--- START ---

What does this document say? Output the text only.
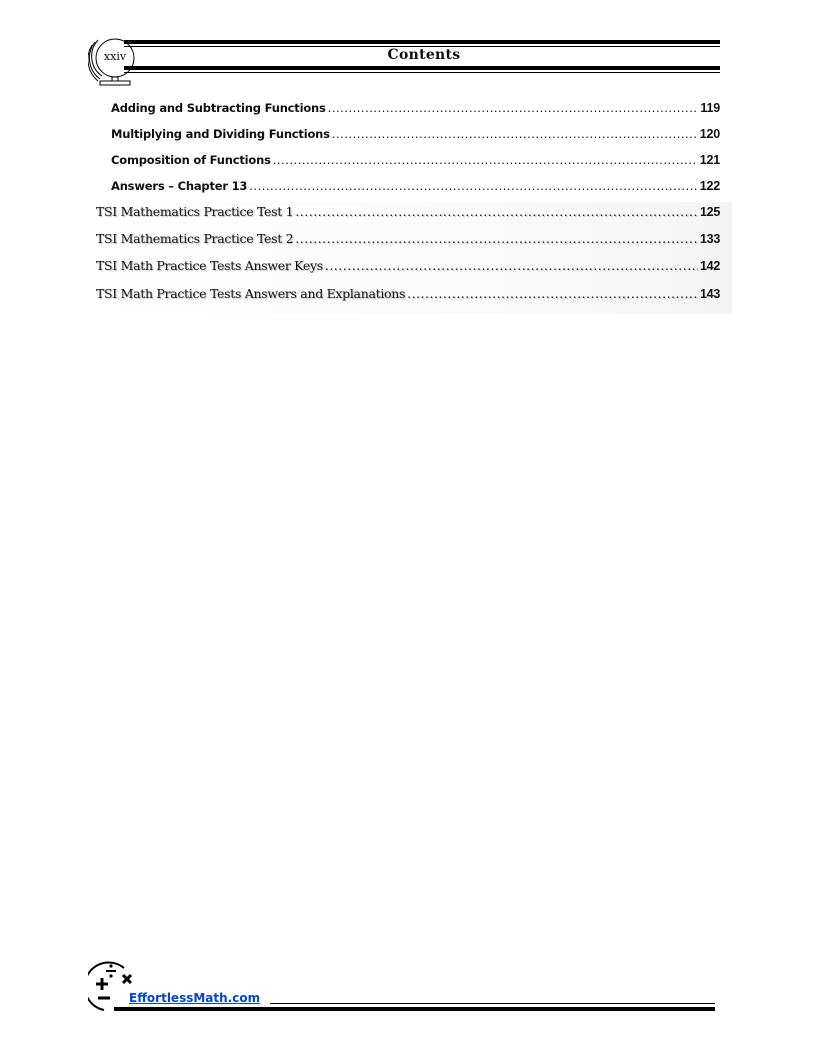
xxiv	Contents
Adding and Subtracting Functions .....	119
Multiplying and Dividing Functions .....	120
Composition of Functions .....	121
Answers – Chapter 13 .....	122
TSI Mathematics Practice Test 1 .....	125
TSI Mathematics Practice Test 2 .....	133
TSI Math Practice Tests Answer Keys .....	142
TSI Math Practice Tests Answers and Explanations .....	143
EffortlessMath.com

--- END ---

§ SET TASK
The word "Tests" may turn up on some lines of these records; say how many, with no other words.

§ FINAL ANSWER
2